==== Records for this exercise
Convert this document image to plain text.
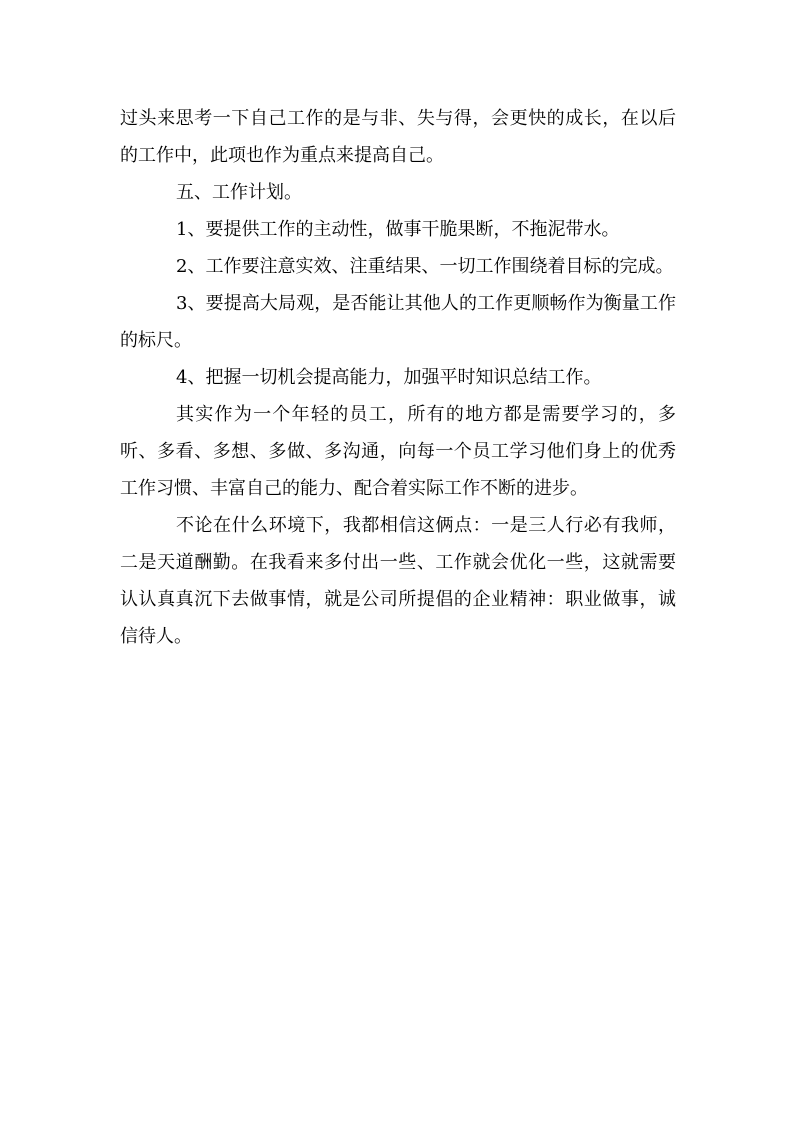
过头来思考一下自己工作的是与非、失与得，会更快的成长，在以后的工作中，此项也作为重点来提高自己。

五、工作计划。

1、要提供工作的主动性，做事干脆果断，不拖泥带水。

2、工作要注意实效、注重结果、一切工作围绕着目标的完成。

3、要提高大局观，是否能让其他人的工作更顺畅作为衡量工作的标尺。

4、把握一切机会提高能力，加强平时知识总结工作。

其实作为一个年轻的员工，所有的地方都是需要学习的，多听、多看、多想、多做、多沟通，向每一个员工学习他们身上的优秀工作习惯、丰富自己的能力、配合着实际工作不断的进步。

不论在什么环境下，我都相信这俩点：一是三人行必有我师，二是天道酬勤。在我看来多付出一些、工作就会优化一些，这就需要认认真真沉下去做事情，就是公司所提倡的企业精神：职业做事，诚信待人。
========
- **Given request**
Give every line back word for word and leave the pictures out.

- **Problem solution**
Convert this document image to plain text.
过头来思考一下自己工作的是与非、失与得，会更快的成长，在以后的工作中，此项也作为重点来提高自己。

五、工作计划。

1、要提供工作的主动性，做事干脆果断，不拖泥带水。

2、工作要注意实效、注重结果、一切工作围绕着目标的完成。

3、要提高大局观，是否能让其他人的工作更顺畅作为衡量工作的标尺。

4、把握一切机会提高能力，加强平时知识总结工作。

其实作为一个年轻的员工，所有的地方都是需要学习的，多听、多看、多想、多做、多沟通，向每一个员工学习他们身上的优秀工作习惯、丰富自己的能力、配合着实际工作不断的进步。

不论在什么环境下，我都相信这俩点：一是三人行必有我师，二是天道酬勤。在我看来多付出一些、工作就会优化一些，这就需要认认真真沉下去做事情，就是公司所提倡的企业精神：职业做事，诚信待人。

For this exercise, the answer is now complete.